WHAT YOU NEED TO DO> In the entries, find all lines that hold the word "ایشی" and copy them.

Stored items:
* * * *

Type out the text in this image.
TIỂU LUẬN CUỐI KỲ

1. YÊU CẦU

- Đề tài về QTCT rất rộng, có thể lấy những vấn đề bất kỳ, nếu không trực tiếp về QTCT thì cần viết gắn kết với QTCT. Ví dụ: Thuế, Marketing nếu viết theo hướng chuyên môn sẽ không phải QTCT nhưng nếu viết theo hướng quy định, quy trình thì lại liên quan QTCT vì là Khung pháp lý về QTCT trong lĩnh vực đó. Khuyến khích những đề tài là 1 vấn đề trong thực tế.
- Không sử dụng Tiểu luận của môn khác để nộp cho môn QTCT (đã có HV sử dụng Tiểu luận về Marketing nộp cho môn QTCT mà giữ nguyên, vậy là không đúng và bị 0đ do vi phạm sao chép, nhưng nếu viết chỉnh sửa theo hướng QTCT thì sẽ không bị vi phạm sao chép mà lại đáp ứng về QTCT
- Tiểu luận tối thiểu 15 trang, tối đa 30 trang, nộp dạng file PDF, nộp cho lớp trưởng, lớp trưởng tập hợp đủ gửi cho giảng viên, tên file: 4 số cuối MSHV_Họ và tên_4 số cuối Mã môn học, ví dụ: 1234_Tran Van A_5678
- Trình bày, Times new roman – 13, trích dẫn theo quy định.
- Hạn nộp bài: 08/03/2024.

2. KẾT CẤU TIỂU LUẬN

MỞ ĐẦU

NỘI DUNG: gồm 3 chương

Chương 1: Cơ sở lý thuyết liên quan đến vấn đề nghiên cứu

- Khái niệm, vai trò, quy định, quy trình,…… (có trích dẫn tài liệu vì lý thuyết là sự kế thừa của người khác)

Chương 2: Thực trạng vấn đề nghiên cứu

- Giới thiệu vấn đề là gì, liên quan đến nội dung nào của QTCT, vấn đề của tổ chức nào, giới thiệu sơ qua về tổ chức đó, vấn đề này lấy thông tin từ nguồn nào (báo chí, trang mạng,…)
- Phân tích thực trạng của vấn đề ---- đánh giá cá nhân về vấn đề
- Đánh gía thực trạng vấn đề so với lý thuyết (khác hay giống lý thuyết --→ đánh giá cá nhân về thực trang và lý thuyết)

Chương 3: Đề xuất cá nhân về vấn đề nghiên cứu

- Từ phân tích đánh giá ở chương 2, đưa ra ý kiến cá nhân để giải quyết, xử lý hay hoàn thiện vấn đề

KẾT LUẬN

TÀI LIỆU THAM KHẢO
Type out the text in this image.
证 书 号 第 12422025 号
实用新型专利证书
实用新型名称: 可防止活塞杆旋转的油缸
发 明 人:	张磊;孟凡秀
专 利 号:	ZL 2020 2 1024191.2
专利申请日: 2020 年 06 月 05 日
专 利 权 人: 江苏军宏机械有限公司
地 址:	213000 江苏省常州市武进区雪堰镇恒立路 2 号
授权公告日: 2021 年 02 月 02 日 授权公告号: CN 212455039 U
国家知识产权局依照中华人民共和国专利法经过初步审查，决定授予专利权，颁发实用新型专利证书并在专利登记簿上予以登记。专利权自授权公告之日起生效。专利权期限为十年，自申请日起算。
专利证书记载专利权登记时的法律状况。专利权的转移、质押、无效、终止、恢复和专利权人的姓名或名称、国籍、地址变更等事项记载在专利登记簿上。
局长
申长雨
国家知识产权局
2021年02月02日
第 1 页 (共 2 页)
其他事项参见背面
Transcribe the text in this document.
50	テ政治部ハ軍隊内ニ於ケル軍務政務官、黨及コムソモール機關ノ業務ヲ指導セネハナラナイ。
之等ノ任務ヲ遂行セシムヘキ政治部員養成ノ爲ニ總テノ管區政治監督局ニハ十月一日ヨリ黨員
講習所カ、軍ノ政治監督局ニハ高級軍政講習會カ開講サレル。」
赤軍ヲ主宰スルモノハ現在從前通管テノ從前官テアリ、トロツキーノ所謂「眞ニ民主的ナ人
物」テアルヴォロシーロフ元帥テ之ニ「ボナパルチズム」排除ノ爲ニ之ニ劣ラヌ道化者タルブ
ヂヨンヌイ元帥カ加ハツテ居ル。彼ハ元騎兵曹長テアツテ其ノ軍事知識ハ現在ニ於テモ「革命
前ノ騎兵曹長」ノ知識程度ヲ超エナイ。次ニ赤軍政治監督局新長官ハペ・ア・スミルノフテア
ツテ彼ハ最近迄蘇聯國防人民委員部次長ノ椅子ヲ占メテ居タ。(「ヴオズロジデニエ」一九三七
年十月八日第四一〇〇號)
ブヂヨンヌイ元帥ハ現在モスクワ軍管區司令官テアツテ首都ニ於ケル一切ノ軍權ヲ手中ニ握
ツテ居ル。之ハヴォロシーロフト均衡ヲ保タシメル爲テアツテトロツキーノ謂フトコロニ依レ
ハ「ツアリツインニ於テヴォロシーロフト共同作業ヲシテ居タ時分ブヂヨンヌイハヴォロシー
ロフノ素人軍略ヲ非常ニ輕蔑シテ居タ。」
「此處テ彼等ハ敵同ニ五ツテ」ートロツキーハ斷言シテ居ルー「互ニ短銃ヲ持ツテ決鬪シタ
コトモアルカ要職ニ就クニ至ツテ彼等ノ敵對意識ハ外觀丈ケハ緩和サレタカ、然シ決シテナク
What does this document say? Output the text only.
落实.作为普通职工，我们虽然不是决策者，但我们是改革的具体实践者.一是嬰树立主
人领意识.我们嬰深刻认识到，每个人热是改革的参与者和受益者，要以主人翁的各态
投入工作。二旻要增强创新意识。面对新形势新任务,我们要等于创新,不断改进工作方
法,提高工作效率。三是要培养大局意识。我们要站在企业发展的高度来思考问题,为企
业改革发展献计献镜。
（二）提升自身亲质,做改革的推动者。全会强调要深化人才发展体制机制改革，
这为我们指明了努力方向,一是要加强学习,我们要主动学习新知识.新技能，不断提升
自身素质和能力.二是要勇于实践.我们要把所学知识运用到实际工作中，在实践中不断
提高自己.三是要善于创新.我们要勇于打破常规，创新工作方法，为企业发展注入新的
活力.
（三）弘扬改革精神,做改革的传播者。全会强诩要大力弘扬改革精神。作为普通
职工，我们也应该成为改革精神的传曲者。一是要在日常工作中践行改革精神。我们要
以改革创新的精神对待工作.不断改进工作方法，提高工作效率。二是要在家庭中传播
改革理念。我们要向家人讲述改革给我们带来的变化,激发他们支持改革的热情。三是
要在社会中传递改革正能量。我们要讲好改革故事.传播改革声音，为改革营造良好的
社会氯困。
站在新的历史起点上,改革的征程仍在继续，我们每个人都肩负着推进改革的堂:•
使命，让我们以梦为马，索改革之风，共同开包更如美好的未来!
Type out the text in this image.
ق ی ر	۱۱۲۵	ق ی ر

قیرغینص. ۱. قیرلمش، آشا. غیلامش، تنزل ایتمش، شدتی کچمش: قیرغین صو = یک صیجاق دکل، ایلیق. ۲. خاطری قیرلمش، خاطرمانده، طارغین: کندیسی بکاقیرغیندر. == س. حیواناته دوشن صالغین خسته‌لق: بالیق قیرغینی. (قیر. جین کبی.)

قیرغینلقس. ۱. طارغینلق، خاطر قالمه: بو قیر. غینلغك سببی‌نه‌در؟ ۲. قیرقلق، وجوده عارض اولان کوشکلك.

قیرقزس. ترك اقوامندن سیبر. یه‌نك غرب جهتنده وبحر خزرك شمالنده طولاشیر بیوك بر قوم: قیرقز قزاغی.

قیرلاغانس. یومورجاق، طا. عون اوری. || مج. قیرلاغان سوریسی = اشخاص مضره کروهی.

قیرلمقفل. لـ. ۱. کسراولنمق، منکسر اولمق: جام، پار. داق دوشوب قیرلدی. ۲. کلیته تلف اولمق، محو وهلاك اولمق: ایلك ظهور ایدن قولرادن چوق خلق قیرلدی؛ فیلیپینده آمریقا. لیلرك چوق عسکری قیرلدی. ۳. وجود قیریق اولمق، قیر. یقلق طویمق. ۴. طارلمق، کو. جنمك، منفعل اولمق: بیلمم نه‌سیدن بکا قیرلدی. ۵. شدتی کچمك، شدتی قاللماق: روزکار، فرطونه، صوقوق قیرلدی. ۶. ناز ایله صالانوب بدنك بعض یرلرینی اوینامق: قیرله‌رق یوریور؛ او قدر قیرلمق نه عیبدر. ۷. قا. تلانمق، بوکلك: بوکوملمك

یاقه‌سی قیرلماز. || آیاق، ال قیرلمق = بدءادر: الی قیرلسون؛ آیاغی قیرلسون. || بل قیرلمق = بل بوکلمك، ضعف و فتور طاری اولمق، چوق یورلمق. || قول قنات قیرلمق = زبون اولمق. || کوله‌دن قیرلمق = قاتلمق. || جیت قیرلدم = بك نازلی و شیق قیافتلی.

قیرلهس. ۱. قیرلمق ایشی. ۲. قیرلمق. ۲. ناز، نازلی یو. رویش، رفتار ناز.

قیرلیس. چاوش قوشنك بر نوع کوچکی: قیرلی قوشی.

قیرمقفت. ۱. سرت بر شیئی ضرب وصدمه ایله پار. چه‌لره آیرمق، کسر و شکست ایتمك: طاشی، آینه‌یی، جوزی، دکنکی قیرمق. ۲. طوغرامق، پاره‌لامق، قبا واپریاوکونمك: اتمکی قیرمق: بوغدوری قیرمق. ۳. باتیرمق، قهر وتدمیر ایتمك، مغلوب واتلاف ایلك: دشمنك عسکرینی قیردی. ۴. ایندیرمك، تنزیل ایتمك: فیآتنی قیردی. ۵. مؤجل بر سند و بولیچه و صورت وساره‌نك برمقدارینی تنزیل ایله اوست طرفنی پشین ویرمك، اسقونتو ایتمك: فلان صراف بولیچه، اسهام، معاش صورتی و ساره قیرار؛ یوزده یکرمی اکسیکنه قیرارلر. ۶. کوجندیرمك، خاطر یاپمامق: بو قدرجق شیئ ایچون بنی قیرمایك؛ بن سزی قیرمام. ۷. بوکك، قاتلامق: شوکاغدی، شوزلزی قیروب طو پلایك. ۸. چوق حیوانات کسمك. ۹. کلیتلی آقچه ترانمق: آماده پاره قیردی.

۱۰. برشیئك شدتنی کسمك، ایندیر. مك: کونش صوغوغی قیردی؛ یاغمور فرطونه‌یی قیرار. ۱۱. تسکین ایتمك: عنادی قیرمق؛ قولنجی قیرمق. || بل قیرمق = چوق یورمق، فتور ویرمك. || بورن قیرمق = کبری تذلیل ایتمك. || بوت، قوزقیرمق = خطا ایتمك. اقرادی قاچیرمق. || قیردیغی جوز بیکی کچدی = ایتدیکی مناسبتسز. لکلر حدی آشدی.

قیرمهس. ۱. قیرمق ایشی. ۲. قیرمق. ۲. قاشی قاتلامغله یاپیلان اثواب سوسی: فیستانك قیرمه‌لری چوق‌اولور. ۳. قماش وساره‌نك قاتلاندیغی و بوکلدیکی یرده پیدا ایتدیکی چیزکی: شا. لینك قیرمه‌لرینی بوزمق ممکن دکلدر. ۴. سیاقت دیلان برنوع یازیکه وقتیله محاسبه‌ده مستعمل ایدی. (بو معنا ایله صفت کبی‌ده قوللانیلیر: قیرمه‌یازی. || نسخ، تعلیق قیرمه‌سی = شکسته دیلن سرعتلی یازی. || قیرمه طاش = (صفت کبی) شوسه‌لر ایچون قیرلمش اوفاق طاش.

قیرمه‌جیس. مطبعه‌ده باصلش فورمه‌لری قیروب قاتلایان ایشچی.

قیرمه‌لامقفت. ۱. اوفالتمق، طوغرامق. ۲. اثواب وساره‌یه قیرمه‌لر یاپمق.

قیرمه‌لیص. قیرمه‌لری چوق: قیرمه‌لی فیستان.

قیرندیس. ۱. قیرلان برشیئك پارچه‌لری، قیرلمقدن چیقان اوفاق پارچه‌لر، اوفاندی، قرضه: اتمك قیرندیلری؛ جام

* * * *

ANSWER IN FULL>
قیرلهس. ۱. قیرلمق ایشی. ۲. قیرلمق. ۲. ناز، نازلی یو. رویش، رفتار ناز.
قیرمهس. ۱. قیرمق ایشی. ۲. قیرمق. ۲. قاشی قاتلامغله یاپیلان اثواب سوسی: فیستانك قیرمه‌لری چوق‌اولور. ۳. قماش وساره‌نك قاتلاندیغی و بوکلدیکی یرده پیدا ایتدیکی چیزکی: شا. لینك قیرمه‌لرینی بوزمق ممکن دکلدر. ۴. سیاقت دیلان برنوع یازیکه وقتیله محاسبه‌ده مستعمل ایدی. (بو معنا ایله صفت کبی‌ده قوللانیلیر: قیرمه‌یازی. || نسخ، تعلیق قیرمه‌سی = شکسته دیلن سرعتلی یازی. || قیرمه طاش = (صفت کبی) شوسه‌لر ایچون قیرلمش اوفاق طاش.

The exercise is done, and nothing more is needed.